RECORDS FOR THIS TASK:
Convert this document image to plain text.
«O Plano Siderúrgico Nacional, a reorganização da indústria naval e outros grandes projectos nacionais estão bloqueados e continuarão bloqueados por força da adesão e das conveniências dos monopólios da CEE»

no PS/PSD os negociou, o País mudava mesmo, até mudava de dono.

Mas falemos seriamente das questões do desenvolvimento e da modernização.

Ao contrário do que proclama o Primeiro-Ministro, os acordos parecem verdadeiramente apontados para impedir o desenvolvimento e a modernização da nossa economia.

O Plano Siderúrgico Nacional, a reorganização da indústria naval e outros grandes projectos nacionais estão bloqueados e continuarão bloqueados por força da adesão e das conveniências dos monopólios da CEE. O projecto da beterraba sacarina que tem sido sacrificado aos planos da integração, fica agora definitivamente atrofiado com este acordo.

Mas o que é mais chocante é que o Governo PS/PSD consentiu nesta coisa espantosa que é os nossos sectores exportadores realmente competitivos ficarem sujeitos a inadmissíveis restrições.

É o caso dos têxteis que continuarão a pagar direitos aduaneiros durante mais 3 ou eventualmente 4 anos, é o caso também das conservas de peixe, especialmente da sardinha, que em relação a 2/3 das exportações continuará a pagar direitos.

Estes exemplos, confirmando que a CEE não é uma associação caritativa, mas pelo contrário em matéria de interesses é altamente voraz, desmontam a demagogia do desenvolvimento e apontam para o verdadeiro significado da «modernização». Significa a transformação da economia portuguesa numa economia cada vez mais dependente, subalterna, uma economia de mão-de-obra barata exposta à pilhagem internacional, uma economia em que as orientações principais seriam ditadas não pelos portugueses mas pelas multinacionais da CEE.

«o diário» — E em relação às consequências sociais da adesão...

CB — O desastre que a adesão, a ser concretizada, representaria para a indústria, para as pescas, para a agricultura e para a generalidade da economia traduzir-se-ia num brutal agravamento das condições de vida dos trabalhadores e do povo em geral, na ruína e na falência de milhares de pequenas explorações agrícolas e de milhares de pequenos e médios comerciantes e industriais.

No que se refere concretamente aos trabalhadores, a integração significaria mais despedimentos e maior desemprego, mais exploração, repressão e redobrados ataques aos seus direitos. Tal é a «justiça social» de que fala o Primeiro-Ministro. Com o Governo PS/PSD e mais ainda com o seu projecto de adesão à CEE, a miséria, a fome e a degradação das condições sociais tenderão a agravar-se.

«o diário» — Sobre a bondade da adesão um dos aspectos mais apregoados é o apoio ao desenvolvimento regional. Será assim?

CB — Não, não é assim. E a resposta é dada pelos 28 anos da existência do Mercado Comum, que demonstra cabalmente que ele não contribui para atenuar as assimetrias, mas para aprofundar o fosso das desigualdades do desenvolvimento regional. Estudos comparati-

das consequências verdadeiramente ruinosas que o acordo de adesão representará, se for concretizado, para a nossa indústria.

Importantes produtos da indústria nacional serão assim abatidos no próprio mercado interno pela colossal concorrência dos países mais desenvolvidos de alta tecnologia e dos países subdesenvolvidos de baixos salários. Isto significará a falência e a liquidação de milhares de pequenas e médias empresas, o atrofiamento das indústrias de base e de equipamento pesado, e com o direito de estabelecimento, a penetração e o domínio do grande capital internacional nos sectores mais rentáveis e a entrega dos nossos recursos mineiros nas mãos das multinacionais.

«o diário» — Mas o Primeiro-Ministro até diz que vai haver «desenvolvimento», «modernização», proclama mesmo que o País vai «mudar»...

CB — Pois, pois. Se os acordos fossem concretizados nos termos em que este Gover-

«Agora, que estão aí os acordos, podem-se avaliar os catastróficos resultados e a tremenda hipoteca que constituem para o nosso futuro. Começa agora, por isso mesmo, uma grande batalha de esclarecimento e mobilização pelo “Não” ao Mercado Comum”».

EXERCISE TASK:
Copy out the whole listing exactly as written.

IN RESPONSE:
Convert this document image to plain text.
«O Plano Siderúrgico Nacional, a reorganização da indústria naval e outros grandes projectos nacionais estão bloqueados e continuarão bloqueados por força da adesão e das conveniências dos monopólios da CEE»

no PS/PSD os negociou, o País mudava mesmo, até mudava de dono.

Mas falemos seriamente das questões do desenvolvimento e da modernização.

Ao contrário do que proclama o Primeiro-Ministro, os acordos parecem verdadeiramente apontados para impedir o desenvolvimento e a modernização da nossa economia.

O Plano Siderúrgico Nacional, a reorganização da indústria naval e outros grandes projectos nacionais estão bloqueados e continuarão bloqueados por força da adesão e das conveniências dos monopólios da CEE. O projecto da beterraba sacarina que tem sido sacrificado aos planos da integração, fica agora definitivamente atrofiado com este acordo.

Mas o que é mais chocante é que o Governo PS/PSD consentiu nesta coisa espantosa que é os nossos sectores exportadores realmente competitivos ficarem sujeitos a inadmissíveis restrições.

É o caso dos têxteis que continuarão a pagar direitos aduaneiros durante mais 3 ou eventualmente 4 anos, é o caso também das conservas de peixe, especialmente da sardinha, que em relação a 2/3 das exportações continuará a pagar direitos.

Estes exemplos, confirmando que a CEE não é uma associação caritativa, mas pelo contrário em matéria de interesses é altamente voraz, desmontam a demagogia do desenvolvimento e apontam para o verdadeiro significado da «modernização». Significa a transformação da economia portuguesa numa economia cada vez mais dependente, subalterna, uma economia de mão-de-obra barata exposta à pilhagem internacional, uma economia em que as orientações principais seriam ditadas não pelos portugueses mas pelas multinacionais da CEE.

«o diário» — E em relação às consequências sociais da adesão...

CB — O desastre que a adesão, a ser concretizada, representaria para a indústria, para as pescas, para a agricultura e para a generalidade da economia traduzir-se-ia num brutal agravamento das condições de vida dos trabalhadores e do povo em geral, na ruína e na falência de milhares de pequenas explorações agrícolas e de milhares de pequenos e médios comerciantes e industriais.

No que se refere concretamente aos trabalhadores, a integração significaria mais despedimentos e maior desemprego, mais exploração, repressão e redobrados ataques aos seus direitos. Tal é a «justiça social» de que fala o Primeiro-Ministro. Com o Governo PS/PSD e mais ainda com o seu projecto de adesão à CEE, a miséria, a fome e a degradação das condições sociais tenderão a agravar-se.

«o diário» — Sobre a bondade da adesão um dos aspectos mais apregoados é o apoio ao desenvolvimento regional. Será assim?

CB — Não, não é assim. E a resposta é dada pelos 28 anos da existência do Mercado Comum, que demonstra cabalmente que ele não contribui para atenuar as assimetrias, mas para aprofundar o fosso das desigualdades do desenvolvimento regional. Estudos comparati-

das consequências verdadeiramente ruinosas que o acordo de adesão representará, se for concretizado, para a nossa indústria.

Importantes produtos da indústria nacional serão assim abatidos no próprio mercado interno pela colossal concorrência dos países mais desenvolvidos de alta tecnologia e dos países subdesenvolvidos de baixos salários. Isto significará a falência e a liquidação de milhares de pequenas e médias empresas, o atrofiamento das indústrias de base e de equipamento pesado, e com o direito de estabelecimento, a penetração e o domínio do grande capital internacional nos sectores mais rentáveis e a entrega dos nossos recursos mineiros nas mãos das multinacionais.

«o diário» — Mas o Primeiro-Ministro até diz que vai haver «desenvolvimento», «modernização», proclama mesmo que o País vai «mudar»...

CB — Pois, pois. Se os acordos fossem concretizados nos termos em que este Gover-

«Agora, que estão aí os acordos, podem-se avaliar os catastróficos resultados e a tremenda hipoteca que constituem para o nosso futuro. Começa agora, por isso mesmo, uma grande batalha de esclarecimento e mobilização pelo “Não” ao Mercado Comum”».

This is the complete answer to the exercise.